> [Stated task]: Set down all of the data that follows word for word, without the images.

═════ Task data

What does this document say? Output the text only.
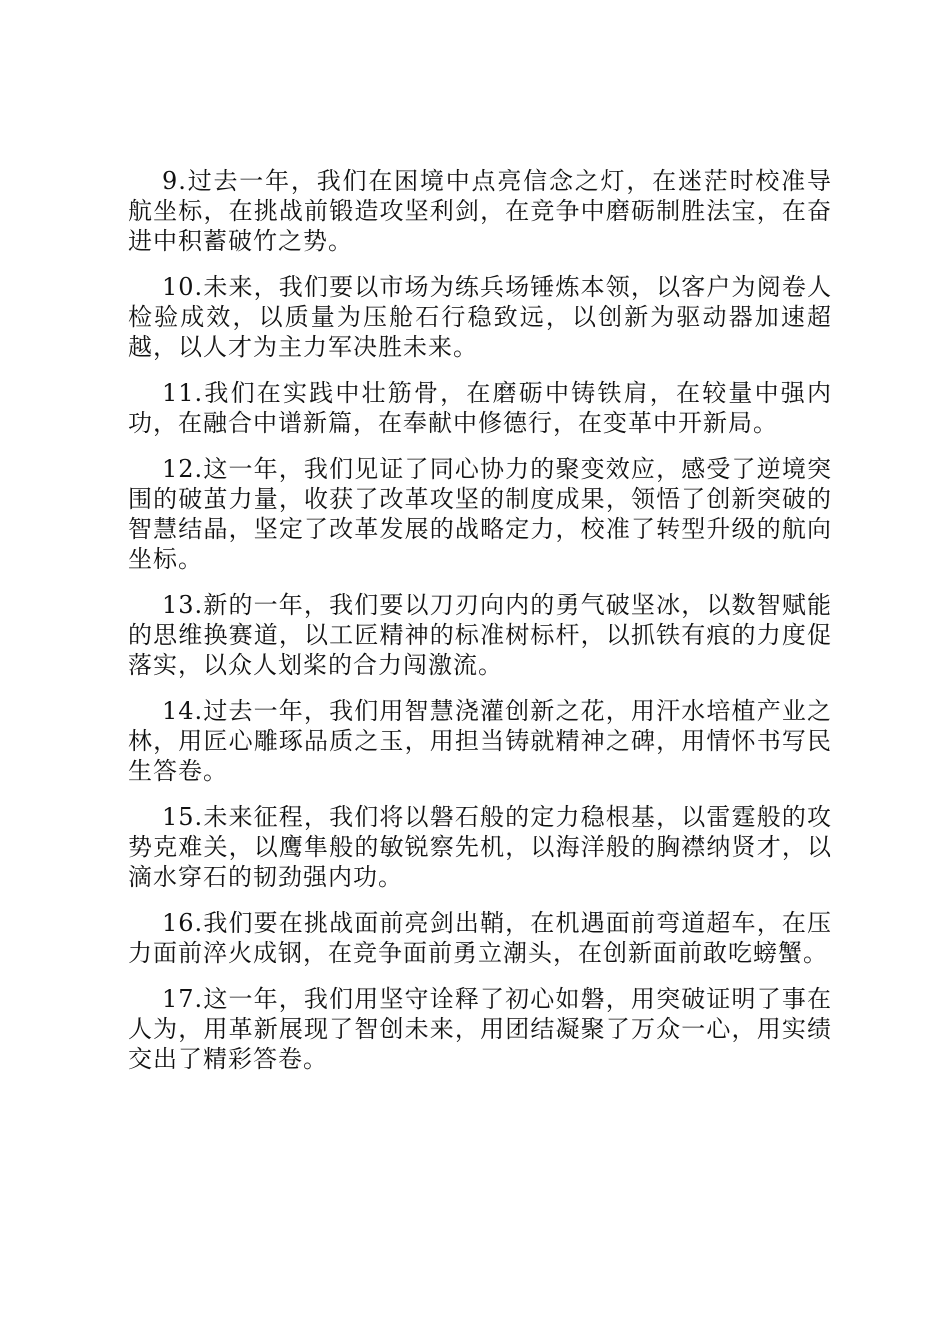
9.过去一年，我们在困境中点亮信念之灯，在迷茫时校准导航坐标，在挑战前锻造攻坚利剑，在竞争中磨砺制胜法宝，在奋进中积蓄破竹之势。

10.未来，我们要以市场为练兵场锤炼本领，以客户为阅卷人检验成效，以质量为压舱石行稳致远，以创新为驱动器加速超越，以人才为主力军决胜未来。

11.我们在实践中壮筋骨，在磨砺中铸铁肩，在较量中强内功，在融合中谱新篇，在奉献中修德行，在变革中开新局。

12.这一年，我们见证了同心协力的聚变效应，感受了逆境突围的破茧力量，收获了改革攻坚的制度成果，领悟了创新突破的智慧结晶，坚定了改革发展的战略定力，校准了转型升级的航向坐标。

13.新的一年，我们要以刀刃向内的勇气破坚冰，以数智赋能的思维换赛道，以工匠精神的标准树标杆，以抓铁有痕的力度促落实，以众人划桨的合力闯激流。

14.过去一年，我们用智慧浇灌创新之花，用汗水培植产业之林，用匠心雕琢品质之玉，用担当铸就精神之碑，用情怀书写民生答卷。

15.未来征程，我们将以磐石般的定力稳根基，以雷霆般的攻势克难关，以鹰隼般的敏锐察先机，以海洋般的胸襟纳贤才，以滴水穿石的韧劲强内功。

16.我们要在挑战面前亮剑出鞘，在机遇面前弯道超车，在压力面前淬火成钢，在竞争面前勇立潮头，在创新面前敢吃螃蟹。

17.这一年，我们用坚守诠释了初心如磐，用突破证明了事在人为，用革新展现了智创未来，用团结凝聚了万众一心，用实绩交出了精彩答卷。
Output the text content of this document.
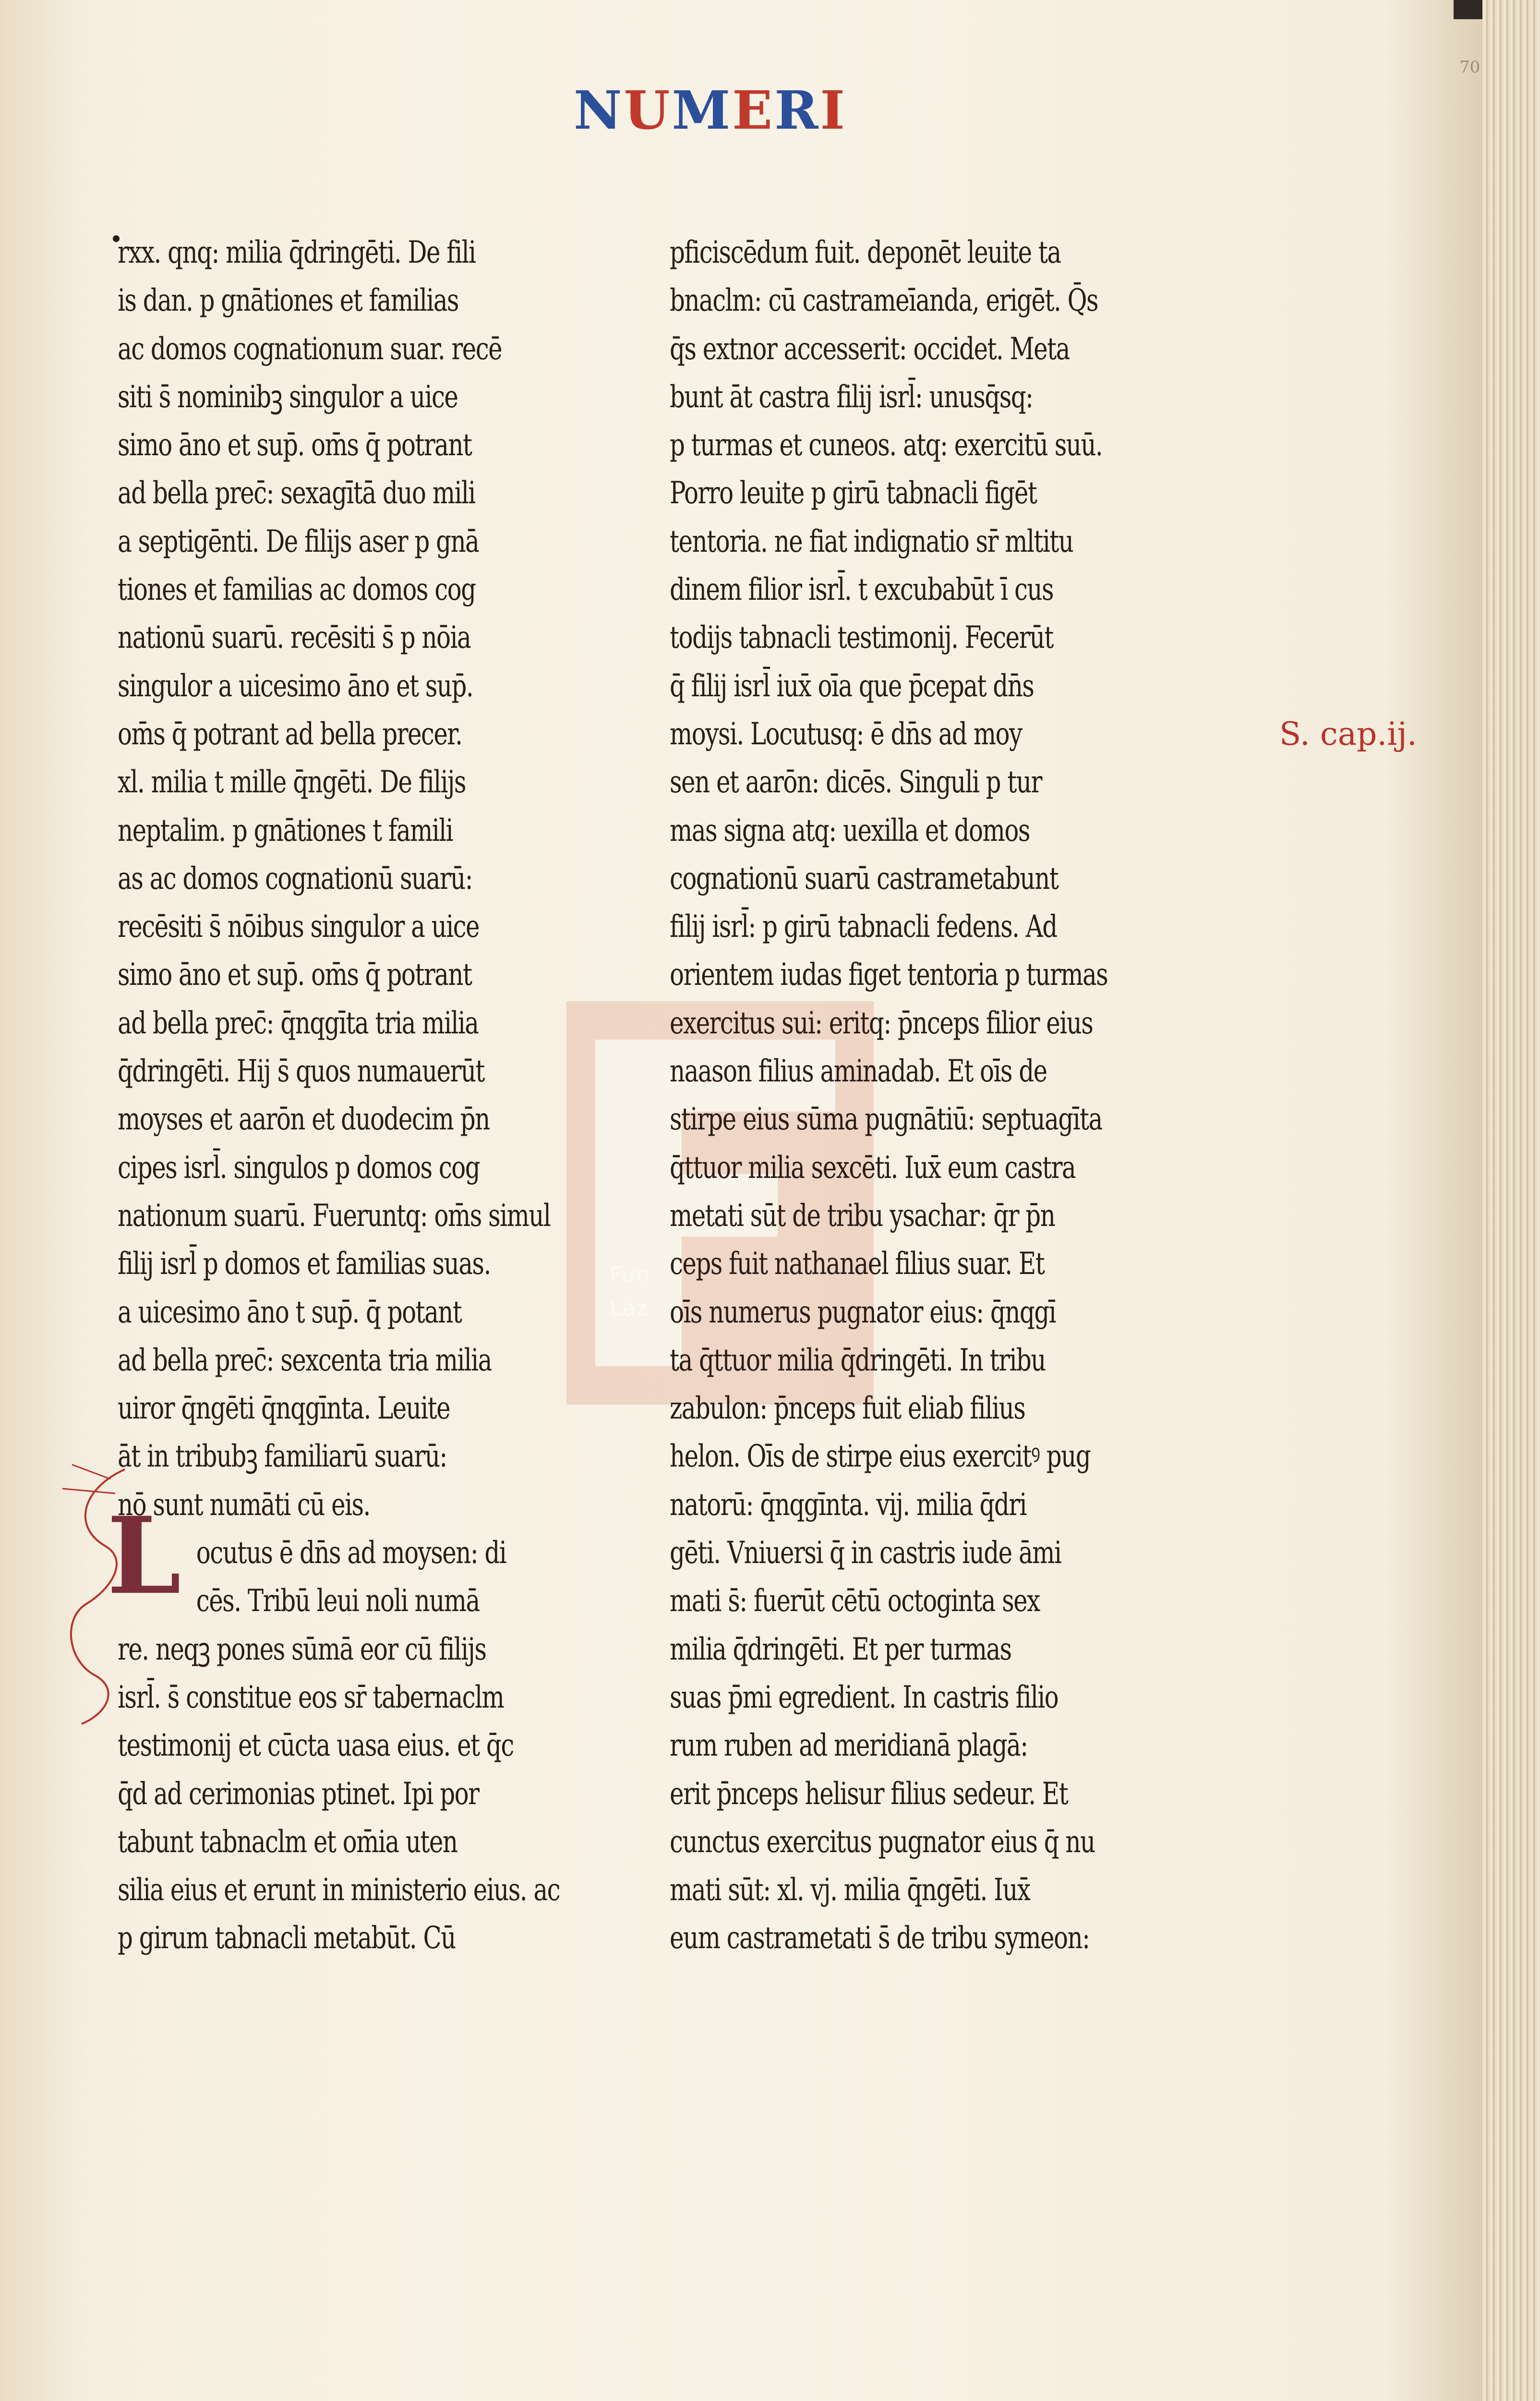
70
NUMERI
Fun
Láz
rxx. qnq: milia q̄dringēti. De fili
is dan. p gnātiones et familias
ac domos cognationum suar. recē
siti s̄ nominibꝫ singulor a uice
simo āno et sup̄. om̄s q̄ potrant
ad bella prec̄: sexagītā duo mili
a septigēnti. De filijs aser p gnā
tiones et familias ac domos cog
nationū suarū. recēsiti s̄ p nōia
singulor a uicesimo āno et sup̄.
om̄s q̄ potrant ad bella precer.
xl. milia t mille q̄ngēti. De filijs
neptalim. p gnātiones t famili
as ac domos cognationū suarū:
recēsiti s̄ nōibus singulor a uice
simo āno et sup̄. om̄s q̄ potrant
ad bella prec̄: q̄nqgīta tria milia
q̄dringēti. Hij s̄ quos numauerūt
moyses et aarōn et duodecim p̄n
cipes isrl̄. singulos p domos cog
nationum suarū. Fueruntq: om̄s simul
filij isrl̄ p domos et familias suas.
a uicesimo āno t sup̄. q̄ potant
ad bella prec̄: sexcenta tria milia
uiror q̄ngēti q̄nqgīnta. Leuite
āt in tribubꝫ familiarū suarū:
nō sunt numāti cū eis.
ocutus ē dn̄s ad moysen: di
cēs. Tribū leui noli numā
re. neqꝫ pones sūmā eor cū filijs
isrl̄. s̄ constitue eos sr̄ tabernaclm
testimonij et cūcta uasa eius. et q̄c
q̄d ad cerimonias ptinet. Ipi por
tabunt tabnaclm et om̄ia uten
silia eius et erunt in ministerio eius. ac
p girum tabnacli metabūt. Cū
pficiscēdum fuit. deponēt leuite ta
bnaclm: cū castrameīanda, erigēt. Q̄s
q̄s extnor accesserit: occidet. Meta
bunt āt castra filij isrl̄: unusq̄sq:
p turmas et cuneos. atq: exercitū suū.
Porro leuite p girū tabnacli figēt
tentoria. ne fiat indignatio sr̄ mltitu
dinem filior isrl̄. t excubabūt ī cus
todijs tabnacli testimonij. Fecerūt
q̄ filij isrl̄ iux̄ oīa que p̄cepat dn̄s
moysi. Locutusq: ē dn̄s ad moy
sen et aarōn: dicēs. Singuli p tur
mas signa atq: uexilla et domos
cognationū suarū castrametabunt
filij isrl̄: p girū tabnacli fedens. Ad
orientem iudas figet tentoria p turmas
exercitus sui: eritq: p̄nceps filior eius
naason filius aminadab. Et oīs de
stirpe eius sūma pugnātiū: septuagīta
q̄ttuor milia sexcēti. Iux̄ eum castra
metati sūt de tribu ysachar: q̄r p̄n
ceps fuit nathanael filius suar. Et
oīs numerus pugnator eius: q̄nqgī
ta q̄ttuor milia q̄dringēti. In tribu
zabulon: p̄nceps fuit eliab filius
helon. Oīs de stirpe eius exercitꝰ pug
natorū: q̄nqgīnta. vij. milia q̄dri
gēti. Vniuersi q̄ in castris iude āmi
mati s̄: fuerūt cētū octoginta sex
milia q̄dringēti. Et per turmas
suas p̄mi egredient. In castris filio
rum ruben ad meridianā plagā:
erit p̄nceps helisur filius sedeur. Et
cunctus exercitus pugnator eius q̄ nu
mati sūt: xl. vj. milia q̄ngēti. Iux̄
eum castrametati s̄ de tribu symeon:
L
S. cap.ij.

══════════

> [The response]:
What does this document say? Output the text only.
9.过去一年，我们在困境中点亮信念之灯，在迷茫时校准导航坐标，在挑战前锻造攻坚利剑，在竞争中磨砺制胜法宝，在奋进中积蓄破竹之势。

10.未来，我们要以市场为练兵场锤炼本领，以客户为阅卷人检验成效，以质量为压舱石行稳致远，以创新为驱动器加速超越，以人才为主力军决胜未来。

11.我们在实践中壮筋骨，在磨砺中铸铁肩，在较量中强内功，在融合中谱新篇，在奉献中修德行，在变革中开新局。

12.这一年，我们见证了同心协力的聚变效应，感受了逆境突围的破茧力量，收获了改革攻坚的制度成果，领悟了创新突破的智慧结晶，坚定了改革发展的战略定力，校准了转型升级的航向坐标。

13.新的一年，我们要以刀刃向内的勇气破坚冰，以数智赋能的思维换赛道，以工匠精神的标准树标杆，以抓铁有痕的力度促落实，以众人划桨的合力闯激流。

14.过去一年，我们用智慧浇灌创新之花，用汗水培植产业之林，用匠心雕琢品质之玉，用担当铸就精神之碑，用情怀书写民生答卷。

15.未来征程，我们将以磐石般的定力稳根基，以雷霆般的攻势克难关，以鹰隼般的敏锐察先机，以海洋般的胸襟纳贤才，以滴水穿石的韧劲强内功。

16.我们要在挑战面前亮剑出鞘，在机遇面前弯道超车，在压力面前淬火成钢，在竞争面前勇立潮头，在创新面前敢吃螃蟹。

17.这一年，我们用坚守诠释了初心如磐，用突破证明了事在人为，用革新展现了智创未来，用团结凝聚了万众一心，用实绩交出了精彩答卷。
Output the text content of this document.
70
NUMERI
Fun
Láz
rxx. qnq: milia q̄dringēti. De fili
is dan. p gnātiones et familias
ac domos cognationum suar. recē
siti s̄ nominibꝫ singulor a uice
simo āno et sup̄. om̄s q̄ potrant
ad bella prec̄: sexagītā duo mili
a septigēnti. De filijs aser p gnā
tiones et familias ac domos cog
nationū suarū. recēsiti s̄ p nōia
singulor a uicesimo āno et sup̄.
om̄s q̄ potrant ad bella precer.
xl. milia t mille q̄ngēti. De filijs
neptalim. p gnātiones t famili
as ac domos cognationū suarū:
recēsiti s̄ nōibus singulor a uice
simo āno et sup̄. om̄s q̄ potrant
ad bella prec̄: q̄nqgīta tria milia
q̄dringēti. Hij s̄ quos numauerūt
moyses et aarōn et duodecim p̄n
cipes isrl̄. singulos p domos cog
nationum suarū. Fueruntq: om̄s simul
filij isrl̄ p domos et familias suas.
a uicesimo āno t sup̄. q̄ potant
ad bella prec̄: sexcenta tria milia
uiror q̄ngēti q̄nqgīnta. Leuite
āt in tribubꝫ familiarū suarū:
nō sunt numāti cū eis.
ocutus ē dn̄s ad moysen: di
cēs. Tribū leui noli numā
re. neqꝫ pones sūmā eor cū filijs
isrl̄. s̄ constitue eos sr̄ tabernaclm
testimonij et cūcta uasa eius. et q̄c
q̄d ad cerimonias ptinet. Ipi por
tabunt tabnaclm et om̄ia uten
silia eius et erunt in ministerio eius. ac
p girum tabnacli metabūt. Cū
pficiscēdum fuit. deponēt leuite ta
bnaclm: cū castrameīanda, erigēt. Q̄s
q̄s extnor accesserit: occidet. Meta
bunt āt castra filij isrl̄: unusq̄sq:
p turmas et cuneos. atq: exercitū suū.
Porro leuite p girū tabnacli figēt
tentoria. ne fiat indignatio sr̄ mltitu
dinem filior isrl̄. t excubabūt ī cus
todijs tabnacli testimonij. Fecerūt
q̄ filij isrl̄ iux̄ oīa que p̄cepat dn̄s
moysi. Locutusq: ē dn̄s ad moy
sen et aarōn: dicēs. Singuli p tur
mas signa atq: uexilla et domos
cognationū suarū castrametabunt
filij isrl̄: p girū tabnacli fedens. Ad
orientem iudas figet tentoria p turmas
exercitus sui: eritq: p̄nceps filior eius
naason filius aminadab. Et oīs de
stirpe eius sūma pugnātiū: septuagīta
q̄ttuor milia sexcēti. Iux̄ eum castra
metati sūt de tribu ysachar: q̄r p̄n
ceps fuit nathanael filius suar. Et
oīs numerus pugnator eius: q̄nqgī
ta q̄ttuor milia q̄dringēti. In tribu
zabulon: p̄nceps fuit eliab filius
helon. Oīs de stirpe eius exercitꝰ pug
natorū: q̄nqgīnta. vij. milia q̄dri
gēti. Vniuersi q̄ in castris iude āmi
mati s̄: fuerūt cētū octoginta sex
milia q̄dringēti. Et per turmas
suas p̄mi egredient. In castris filio
rum ruben ad meridianā plagā:
erit p̄nceps helisur filius sedeur. Et
cunctus exercitus pugnator eius q̄ nu
mati sūt: xl. vj. milia q̄ngēti. Iux̄
eum castrametati s̄ de tribu symeon:
L
S. cap.ij.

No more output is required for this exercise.